-- Start Extracted records --

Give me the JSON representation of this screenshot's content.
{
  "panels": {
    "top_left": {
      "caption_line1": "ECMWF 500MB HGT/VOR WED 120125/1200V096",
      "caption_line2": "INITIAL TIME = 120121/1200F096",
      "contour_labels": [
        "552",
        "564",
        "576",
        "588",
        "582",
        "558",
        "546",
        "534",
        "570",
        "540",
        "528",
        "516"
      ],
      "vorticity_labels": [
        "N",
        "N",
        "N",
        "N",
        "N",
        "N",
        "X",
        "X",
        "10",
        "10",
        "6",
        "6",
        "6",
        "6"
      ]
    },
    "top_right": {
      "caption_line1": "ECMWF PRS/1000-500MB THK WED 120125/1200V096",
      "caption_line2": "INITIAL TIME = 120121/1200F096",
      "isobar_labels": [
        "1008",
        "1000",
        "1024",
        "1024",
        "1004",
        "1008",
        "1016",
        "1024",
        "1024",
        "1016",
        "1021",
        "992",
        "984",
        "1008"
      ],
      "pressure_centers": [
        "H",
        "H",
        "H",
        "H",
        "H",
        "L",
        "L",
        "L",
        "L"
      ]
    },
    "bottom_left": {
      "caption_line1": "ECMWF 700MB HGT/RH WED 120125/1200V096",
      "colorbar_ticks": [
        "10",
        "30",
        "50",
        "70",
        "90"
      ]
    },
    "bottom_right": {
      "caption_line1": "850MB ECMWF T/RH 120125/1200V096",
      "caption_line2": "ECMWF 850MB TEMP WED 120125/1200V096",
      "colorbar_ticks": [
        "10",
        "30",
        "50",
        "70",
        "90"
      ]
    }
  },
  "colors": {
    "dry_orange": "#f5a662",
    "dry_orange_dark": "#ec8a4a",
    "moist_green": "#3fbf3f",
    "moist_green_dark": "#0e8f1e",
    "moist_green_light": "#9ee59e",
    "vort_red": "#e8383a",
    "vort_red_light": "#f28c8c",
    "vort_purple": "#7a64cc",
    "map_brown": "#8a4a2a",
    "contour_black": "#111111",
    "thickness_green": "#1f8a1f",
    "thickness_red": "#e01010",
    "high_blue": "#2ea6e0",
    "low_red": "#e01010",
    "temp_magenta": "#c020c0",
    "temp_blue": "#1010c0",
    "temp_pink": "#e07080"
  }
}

-- End Extracted records --

*Task instructions*.
Extract the full listing and reproduce each line exactly.

*Answer to this task*.
Give me the JSON representation of this screenshot's content.
{
  "panels": {
    "top_left": {
      "caption_line1": "ECMWF 500MB HGT/VOR WED 120125/1200V096",
      "caption_line2": "INITIAL TIME = 120121/1200F096",
      "contour_labels": [
        "552",
        "564",
        "576",
        "588",
        "582",
        "558",
        "546",
        "534",
        "570",
        "540",
        "528",
        "516"
      ],
      "vorticity_labels": [
        "N",
        "N",
        "N",
        "N",
        "N",
        "N",
        "X",
        "X",
        "10",
        "10",
        "6",
        "6",
        "6",
        "6"
      ]
    },
    "top_right": {
      "caption_line1": "ECMWF PRS/1000-500MB THK WED 120125/1200V096",
      "caption_line2": "INITIAL TIME = 120121/1200F096",
      "isobar_labels": [
        "1008",
        "1000",
        "1024",
        "1024",
        "1004",
        "1008",
        "1016",
        "1024",
        "1024",
        "1016",
        "1021",
        "992",
        "984",
        "1008"
      ],
      "pressure_centers": [
        "H",
        "H",
        "H",
        "H",
        "H",
        "L",
        "L",
        "L",
        "L"
      ]
    },
    "bottom_left": {
      "caption_line1": "ECMWF 700MB HGT/RH WED 120125/1200V096",
      "colorbar_ticks": [
        "10",
        "30",
        "50",
        "70",
        "90"
      ]
    },
    "bottom_right": {
      "caption_line1": "850MB ECMWF T/RH 120125/1200V096",
      "caption_line2": "ECMWF 850MB TEMP WED 120125/1200V096",
      "colorbar_ticks": [
        "10",
        "30",
        "50",
        "70",
        "90"
      ]
    }
  },
  "colors": {
    "dry_orange": "#f5a662",
    "dry_orange_dark": "#ec8a4a",
    "moist_green": "#3fbf3f",
    "moist_green_dark": "#0e8f1e",
    "moist_green_light": "#9ee59e",
    "vort_red": "#e8383a",
    "vort_red_light": "#f28c8c",
    "vort_purple": "#7a64cc",
    "map_brown": "#8a4a2a",
    "contour_black": "#111111",
    "thickness_green": "#1f8a1f",
    "thickness_red": "#e01010",
    "high_blue": "#2ea6e0",
    "low_red": "#e01010",
    "temp_magenta": "#c020c0",
    "temp_blue": "#1010c0",
    "temp_pink": "#e07080"
  }
}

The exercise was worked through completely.